═══ Page excerpt
MGIRI Mahatma Gandhi Institute for Rural Industrialization (MGIRI), earlier named as National Institute for Rural Industrilization (NIRI), is an autonomous institution located in Wardha, Maharashtra, India whose purpose is to accelerate the process of rural industrialization by providing  science and technology support. It is inspired by the Gandhian vision of sustainable and self reliant village economy.

History 
Mahatma Gandhi came to Wardha in 1934, at the invitation of Jamnalalji Bajaj. In April 1936, Gandhi established his residence in the village Shegaon which he renamed as Sevagram. From 1934-1936 Gandhi stayed at the place where MGIRI stands today. His cottage has been well preserved by institute, housing a library, office and guest house.
══════
═══ Information supplied
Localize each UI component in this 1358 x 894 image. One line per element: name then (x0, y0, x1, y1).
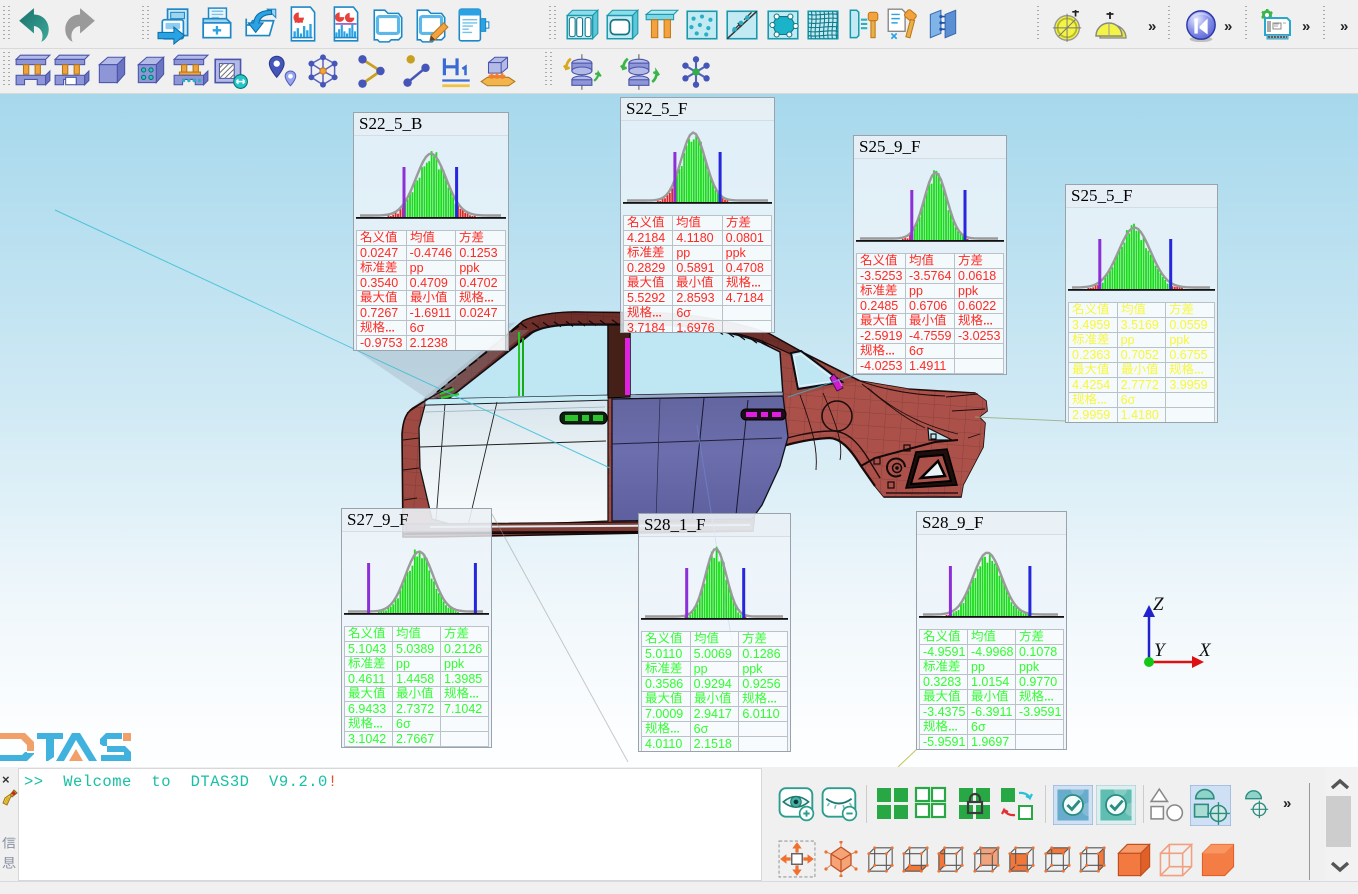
══════
* [Given problem]
Write out the MGIRI text verbatim from "MGIRI Mahatma Gandhi" to "and guest house.".

* [Task solution]
MGIRI Mahatma Gandhi Institute for Rural Industrialization (MGIRI), earlier named as National Institute for Rural Industrilization (NIRI), is an autonomous institution located in Wardha, Maharashtra, India whose purpose is to accelerate the process of rural industrialization by providing  science and technology support. It is inspired by the Gandhian vision of sustainable and self reliant village economy.

History 
Mahatma Gandhi came to Wardha in 1934, at the invitation of Jamnalalji Bajaj. In April 1936, Gandhi established his residence in the village Shegaon which he renamed as Sevagram. From 1934-1936 Gandhi stayed at the place where MGIRI stands today. His cottage has been well preserved by institute, housing a library, office and guest house.